• _What is needed_: Reply with one number: how many lines contain the word "esquece".

** Start Material supplied **

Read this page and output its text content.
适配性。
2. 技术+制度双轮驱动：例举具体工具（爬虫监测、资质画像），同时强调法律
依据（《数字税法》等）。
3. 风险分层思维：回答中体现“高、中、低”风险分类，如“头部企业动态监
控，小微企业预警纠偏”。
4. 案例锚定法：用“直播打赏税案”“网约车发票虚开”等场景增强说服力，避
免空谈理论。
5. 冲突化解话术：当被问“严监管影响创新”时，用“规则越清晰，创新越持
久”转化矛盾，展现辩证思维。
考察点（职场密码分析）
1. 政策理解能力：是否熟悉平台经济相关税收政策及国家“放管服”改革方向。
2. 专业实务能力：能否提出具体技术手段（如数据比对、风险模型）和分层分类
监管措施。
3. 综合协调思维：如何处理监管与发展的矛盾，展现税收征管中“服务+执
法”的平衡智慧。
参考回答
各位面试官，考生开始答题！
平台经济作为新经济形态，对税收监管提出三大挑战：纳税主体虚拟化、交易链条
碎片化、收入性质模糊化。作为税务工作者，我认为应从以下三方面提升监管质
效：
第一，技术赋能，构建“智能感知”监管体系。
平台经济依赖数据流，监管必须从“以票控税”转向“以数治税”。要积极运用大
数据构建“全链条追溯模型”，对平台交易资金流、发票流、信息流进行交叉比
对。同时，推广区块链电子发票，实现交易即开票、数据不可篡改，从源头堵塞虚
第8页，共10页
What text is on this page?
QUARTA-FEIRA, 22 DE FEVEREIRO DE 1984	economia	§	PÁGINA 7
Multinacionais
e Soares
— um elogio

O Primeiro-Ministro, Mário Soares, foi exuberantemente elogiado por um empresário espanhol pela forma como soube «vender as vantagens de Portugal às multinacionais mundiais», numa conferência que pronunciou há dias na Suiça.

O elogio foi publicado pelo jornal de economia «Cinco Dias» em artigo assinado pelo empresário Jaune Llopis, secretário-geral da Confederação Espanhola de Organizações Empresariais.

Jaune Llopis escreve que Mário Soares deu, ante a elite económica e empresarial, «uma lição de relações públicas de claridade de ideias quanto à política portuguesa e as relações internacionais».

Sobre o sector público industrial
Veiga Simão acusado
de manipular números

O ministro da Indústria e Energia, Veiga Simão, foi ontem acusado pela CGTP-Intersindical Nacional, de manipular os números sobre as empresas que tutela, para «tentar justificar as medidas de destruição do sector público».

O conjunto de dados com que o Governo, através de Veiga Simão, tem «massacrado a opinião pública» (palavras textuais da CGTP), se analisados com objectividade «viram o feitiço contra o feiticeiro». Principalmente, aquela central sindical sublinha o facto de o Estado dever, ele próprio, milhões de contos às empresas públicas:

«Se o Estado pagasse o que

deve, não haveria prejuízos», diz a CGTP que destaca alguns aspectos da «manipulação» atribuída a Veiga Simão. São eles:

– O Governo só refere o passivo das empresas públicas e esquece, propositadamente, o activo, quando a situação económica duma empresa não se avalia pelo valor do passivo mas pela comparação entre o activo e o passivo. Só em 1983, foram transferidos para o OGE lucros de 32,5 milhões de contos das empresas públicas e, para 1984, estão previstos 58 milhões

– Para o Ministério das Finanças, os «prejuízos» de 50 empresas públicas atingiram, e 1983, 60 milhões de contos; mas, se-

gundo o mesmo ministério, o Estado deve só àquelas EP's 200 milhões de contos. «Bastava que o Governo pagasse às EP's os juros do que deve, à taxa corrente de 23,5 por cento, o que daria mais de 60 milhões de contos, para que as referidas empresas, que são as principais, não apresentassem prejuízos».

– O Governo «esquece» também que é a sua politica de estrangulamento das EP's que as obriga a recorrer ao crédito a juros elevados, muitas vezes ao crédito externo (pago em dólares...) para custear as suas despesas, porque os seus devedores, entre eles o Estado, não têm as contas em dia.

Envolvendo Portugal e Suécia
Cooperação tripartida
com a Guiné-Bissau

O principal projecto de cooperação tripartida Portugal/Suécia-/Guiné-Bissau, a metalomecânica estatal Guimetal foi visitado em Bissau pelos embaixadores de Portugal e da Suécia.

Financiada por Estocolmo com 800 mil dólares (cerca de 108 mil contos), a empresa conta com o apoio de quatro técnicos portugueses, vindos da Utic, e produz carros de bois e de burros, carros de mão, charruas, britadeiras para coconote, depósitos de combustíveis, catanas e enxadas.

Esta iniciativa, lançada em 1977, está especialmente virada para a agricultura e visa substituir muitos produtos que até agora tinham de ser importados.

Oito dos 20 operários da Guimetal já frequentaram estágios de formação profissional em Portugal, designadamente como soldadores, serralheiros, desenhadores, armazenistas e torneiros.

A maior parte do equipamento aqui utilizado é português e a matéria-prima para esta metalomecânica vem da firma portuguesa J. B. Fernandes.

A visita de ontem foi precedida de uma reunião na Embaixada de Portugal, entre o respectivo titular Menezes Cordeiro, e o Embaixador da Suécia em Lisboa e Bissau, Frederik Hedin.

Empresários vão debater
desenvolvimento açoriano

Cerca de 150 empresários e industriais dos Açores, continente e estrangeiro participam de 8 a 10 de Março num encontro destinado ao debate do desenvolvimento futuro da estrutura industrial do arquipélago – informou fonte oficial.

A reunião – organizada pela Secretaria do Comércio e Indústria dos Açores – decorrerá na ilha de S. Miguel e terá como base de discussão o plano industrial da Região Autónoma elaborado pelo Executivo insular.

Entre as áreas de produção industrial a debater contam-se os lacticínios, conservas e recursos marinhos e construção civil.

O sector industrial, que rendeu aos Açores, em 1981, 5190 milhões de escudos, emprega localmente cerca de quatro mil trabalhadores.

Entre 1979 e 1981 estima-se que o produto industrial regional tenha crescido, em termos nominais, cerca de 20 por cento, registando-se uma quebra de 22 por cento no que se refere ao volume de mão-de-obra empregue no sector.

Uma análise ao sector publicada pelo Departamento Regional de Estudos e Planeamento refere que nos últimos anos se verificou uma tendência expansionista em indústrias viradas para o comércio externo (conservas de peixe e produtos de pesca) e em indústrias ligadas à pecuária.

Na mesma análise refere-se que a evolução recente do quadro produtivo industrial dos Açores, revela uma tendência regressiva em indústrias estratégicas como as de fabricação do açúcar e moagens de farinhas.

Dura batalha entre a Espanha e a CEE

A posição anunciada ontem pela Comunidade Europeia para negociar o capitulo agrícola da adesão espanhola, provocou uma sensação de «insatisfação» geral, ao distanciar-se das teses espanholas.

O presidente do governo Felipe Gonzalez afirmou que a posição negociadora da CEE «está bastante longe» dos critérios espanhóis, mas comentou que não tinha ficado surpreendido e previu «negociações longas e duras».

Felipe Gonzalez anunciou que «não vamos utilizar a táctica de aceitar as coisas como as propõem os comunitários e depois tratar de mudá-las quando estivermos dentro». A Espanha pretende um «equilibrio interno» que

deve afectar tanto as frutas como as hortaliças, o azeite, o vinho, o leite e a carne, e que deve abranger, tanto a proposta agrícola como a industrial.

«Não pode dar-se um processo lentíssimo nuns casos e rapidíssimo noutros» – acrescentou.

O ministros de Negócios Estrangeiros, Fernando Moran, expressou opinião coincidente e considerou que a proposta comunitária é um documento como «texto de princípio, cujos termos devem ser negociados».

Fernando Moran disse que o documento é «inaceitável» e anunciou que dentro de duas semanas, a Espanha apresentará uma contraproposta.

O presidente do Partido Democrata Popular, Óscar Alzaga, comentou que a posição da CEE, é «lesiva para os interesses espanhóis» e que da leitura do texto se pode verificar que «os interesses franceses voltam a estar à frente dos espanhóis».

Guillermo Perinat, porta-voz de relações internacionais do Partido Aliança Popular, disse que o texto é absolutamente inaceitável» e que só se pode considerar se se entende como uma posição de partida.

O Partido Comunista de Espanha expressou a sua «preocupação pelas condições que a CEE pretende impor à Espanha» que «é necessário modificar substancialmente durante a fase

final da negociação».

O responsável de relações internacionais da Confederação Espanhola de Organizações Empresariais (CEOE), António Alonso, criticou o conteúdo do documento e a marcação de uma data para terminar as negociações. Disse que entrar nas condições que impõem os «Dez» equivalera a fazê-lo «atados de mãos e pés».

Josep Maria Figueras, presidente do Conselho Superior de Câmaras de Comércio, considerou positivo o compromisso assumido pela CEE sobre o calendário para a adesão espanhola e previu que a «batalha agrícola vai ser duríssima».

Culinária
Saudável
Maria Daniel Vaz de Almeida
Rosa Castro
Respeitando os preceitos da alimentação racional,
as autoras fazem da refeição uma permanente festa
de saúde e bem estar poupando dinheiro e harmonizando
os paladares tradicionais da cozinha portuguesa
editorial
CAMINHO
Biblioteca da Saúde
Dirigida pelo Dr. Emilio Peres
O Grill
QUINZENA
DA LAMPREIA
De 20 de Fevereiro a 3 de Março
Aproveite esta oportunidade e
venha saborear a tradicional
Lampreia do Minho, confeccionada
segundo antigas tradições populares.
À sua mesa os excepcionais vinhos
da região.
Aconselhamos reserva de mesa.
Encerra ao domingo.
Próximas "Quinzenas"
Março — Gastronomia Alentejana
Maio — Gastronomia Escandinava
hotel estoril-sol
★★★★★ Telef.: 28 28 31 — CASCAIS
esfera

** End Material supplied **

• _Final answer_: 2